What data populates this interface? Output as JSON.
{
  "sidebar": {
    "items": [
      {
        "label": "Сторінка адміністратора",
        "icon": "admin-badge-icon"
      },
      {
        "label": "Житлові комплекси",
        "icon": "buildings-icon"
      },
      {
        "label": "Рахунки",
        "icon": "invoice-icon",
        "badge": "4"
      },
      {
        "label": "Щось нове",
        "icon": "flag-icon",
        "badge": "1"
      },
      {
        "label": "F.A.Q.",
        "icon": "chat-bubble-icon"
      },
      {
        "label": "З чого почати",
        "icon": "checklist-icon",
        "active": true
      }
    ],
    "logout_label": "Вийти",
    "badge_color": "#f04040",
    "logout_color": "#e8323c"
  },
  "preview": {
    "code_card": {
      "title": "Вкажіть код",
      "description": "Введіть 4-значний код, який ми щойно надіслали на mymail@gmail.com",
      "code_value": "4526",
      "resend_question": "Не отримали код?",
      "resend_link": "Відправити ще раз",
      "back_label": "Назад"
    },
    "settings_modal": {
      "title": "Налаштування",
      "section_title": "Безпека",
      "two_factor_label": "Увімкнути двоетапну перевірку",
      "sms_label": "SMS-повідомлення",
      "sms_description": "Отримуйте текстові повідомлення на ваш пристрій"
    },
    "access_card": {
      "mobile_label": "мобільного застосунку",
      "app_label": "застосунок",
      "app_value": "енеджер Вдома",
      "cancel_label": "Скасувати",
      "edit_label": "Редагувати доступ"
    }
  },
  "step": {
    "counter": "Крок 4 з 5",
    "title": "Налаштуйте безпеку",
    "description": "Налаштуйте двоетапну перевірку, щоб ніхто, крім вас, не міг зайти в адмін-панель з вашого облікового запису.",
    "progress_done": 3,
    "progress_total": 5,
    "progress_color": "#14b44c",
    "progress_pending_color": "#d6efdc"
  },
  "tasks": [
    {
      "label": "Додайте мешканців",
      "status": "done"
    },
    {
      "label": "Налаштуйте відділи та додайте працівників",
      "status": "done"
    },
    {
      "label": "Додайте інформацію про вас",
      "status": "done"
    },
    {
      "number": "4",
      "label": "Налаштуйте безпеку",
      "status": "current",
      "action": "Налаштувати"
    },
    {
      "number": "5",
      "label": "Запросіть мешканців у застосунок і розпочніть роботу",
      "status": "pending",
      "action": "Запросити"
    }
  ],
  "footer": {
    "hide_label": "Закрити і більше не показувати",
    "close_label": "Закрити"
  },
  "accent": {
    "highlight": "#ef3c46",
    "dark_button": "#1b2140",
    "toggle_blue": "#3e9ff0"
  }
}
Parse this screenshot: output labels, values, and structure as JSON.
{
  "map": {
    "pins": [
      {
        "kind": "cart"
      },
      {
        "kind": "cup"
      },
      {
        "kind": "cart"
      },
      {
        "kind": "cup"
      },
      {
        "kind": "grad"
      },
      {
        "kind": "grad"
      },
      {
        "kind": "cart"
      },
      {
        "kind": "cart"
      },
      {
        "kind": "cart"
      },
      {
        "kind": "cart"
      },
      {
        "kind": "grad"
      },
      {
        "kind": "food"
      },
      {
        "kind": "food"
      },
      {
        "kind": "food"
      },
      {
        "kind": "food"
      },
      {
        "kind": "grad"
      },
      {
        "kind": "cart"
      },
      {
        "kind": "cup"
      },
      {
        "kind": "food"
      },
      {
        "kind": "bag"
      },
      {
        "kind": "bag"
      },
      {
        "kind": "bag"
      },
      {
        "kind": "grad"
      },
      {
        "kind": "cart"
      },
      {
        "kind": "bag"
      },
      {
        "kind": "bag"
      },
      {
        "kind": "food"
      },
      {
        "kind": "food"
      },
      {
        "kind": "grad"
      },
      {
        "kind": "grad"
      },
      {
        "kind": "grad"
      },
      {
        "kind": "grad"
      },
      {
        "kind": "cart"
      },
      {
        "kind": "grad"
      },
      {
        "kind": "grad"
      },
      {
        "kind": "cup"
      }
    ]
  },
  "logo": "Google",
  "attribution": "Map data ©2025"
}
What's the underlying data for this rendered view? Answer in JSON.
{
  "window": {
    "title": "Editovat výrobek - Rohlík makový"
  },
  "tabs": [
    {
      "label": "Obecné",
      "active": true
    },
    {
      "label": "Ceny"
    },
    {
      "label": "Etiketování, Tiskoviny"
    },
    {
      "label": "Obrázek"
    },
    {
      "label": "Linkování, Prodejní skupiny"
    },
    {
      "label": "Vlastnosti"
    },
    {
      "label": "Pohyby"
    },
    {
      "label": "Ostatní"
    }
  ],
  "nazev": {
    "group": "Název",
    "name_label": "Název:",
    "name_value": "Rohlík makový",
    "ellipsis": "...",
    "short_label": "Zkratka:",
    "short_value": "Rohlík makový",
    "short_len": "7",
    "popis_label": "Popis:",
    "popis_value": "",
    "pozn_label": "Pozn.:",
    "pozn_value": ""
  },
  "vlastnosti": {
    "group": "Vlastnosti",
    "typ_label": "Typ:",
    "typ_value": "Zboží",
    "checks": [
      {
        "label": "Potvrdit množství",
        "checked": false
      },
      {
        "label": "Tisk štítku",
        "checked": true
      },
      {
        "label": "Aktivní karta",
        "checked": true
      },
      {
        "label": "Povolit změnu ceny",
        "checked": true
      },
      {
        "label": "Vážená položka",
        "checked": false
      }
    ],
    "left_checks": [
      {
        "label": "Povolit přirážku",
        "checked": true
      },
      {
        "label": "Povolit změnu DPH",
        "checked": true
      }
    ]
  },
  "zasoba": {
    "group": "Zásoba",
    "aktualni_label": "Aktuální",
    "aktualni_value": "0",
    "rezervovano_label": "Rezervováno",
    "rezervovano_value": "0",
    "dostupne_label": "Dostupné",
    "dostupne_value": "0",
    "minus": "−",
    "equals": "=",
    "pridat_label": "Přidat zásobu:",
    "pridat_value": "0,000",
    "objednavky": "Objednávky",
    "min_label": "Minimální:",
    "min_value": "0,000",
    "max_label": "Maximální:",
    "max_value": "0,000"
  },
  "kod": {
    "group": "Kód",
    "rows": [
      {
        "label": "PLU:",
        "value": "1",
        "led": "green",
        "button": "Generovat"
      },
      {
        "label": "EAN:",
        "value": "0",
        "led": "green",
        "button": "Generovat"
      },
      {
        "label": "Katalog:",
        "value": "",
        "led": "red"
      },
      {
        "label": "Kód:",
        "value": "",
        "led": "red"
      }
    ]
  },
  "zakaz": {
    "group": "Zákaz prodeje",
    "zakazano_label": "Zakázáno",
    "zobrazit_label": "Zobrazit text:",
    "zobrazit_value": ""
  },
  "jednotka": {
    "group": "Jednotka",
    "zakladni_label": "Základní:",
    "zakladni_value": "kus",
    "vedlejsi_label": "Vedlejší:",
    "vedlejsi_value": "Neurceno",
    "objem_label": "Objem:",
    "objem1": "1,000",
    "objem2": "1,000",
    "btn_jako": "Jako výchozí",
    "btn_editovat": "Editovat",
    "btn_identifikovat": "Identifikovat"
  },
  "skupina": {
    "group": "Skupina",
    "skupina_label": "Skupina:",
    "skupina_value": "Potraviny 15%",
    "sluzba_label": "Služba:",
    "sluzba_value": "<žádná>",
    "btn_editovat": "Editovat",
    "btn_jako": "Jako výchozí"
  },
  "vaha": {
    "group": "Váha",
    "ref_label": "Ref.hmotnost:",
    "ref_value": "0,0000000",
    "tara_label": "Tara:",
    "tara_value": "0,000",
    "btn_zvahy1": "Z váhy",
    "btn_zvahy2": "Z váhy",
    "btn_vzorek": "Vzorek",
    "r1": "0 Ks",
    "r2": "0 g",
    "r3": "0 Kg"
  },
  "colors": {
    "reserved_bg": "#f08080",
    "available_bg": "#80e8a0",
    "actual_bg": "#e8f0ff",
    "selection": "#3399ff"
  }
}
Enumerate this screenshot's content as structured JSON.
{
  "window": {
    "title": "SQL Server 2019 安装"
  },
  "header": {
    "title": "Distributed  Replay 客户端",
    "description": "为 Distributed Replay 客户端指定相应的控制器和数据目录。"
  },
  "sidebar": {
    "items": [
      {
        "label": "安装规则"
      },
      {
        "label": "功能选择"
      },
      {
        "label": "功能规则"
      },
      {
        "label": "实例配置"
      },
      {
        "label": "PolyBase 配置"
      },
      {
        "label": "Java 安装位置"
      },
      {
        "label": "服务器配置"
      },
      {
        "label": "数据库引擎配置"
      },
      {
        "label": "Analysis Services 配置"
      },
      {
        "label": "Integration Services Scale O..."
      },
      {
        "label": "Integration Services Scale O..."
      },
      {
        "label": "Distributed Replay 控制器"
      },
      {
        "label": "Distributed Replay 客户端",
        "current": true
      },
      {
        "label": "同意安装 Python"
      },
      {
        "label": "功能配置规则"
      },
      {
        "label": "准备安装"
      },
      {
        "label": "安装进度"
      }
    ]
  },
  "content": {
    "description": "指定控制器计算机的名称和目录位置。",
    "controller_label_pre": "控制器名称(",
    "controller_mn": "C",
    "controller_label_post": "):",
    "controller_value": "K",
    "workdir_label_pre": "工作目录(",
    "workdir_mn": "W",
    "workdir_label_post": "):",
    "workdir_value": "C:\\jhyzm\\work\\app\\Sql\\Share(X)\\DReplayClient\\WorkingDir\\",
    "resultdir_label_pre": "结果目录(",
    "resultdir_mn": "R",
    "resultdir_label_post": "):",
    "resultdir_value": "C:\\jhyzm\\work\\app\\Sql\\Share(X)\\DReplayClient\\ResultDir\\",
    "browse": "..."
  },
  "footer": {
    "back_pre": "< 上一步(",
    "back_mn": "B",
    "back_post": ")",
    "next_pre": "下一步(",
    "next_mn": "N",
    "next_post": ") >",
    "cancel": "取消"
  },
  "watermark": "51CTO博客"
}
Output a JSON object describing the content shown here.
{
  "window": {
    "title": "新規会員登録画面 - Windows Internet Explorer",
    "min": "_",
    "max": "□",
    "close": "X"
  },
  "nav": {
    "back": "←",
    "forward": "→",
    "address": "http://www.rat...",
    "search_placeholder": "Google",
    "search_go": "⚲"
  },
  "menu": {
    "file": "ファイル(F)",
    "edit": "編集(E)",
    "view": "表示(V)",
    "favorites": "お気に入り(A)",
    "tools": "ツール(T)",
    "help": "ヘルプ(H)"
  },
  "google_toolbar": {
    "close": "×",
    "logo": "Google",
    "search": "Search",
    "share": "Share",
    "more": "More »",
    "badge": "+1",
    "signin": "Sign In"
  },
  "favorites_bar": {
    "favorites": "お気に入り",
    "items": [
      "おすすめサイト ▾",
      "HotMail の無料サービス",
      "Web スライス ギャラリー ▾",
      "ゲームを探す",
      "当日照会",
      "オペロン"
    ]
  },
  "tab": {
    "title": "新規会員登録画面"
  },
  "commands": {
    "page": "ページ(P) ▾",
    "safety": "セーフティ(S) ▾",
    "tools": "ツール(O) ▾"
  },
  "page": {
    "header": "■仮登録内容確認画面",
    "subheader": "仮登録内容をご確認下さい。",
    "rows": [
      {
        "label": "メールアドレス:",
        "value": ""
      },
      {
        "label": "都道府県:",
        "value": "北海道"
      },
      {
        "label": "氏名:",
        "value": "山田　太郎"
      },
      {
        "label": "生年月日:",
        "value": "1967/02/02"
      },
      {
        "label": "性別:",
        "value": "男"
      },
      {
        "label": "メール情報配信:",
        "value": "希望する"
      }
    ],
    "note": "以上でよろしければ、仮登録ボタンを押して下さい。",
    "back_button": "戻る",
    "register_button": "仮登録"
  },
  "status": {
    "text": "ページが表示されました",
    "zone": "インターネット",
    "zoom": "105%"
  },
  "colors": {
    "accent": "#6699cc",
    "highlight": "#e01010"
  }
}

▸ **Given problem**
Find each line in the records holding the string "group" and show it.

▸ **Exercise result**
    "group": "Název",
    "group": "Vlastnosti",
    "group": "Zásoba",
    "group": "Kód",
    "group": "Zákaz prodeje",
    "group": "Jednotka",
    "group": "Skupina",
    "group": "Váha",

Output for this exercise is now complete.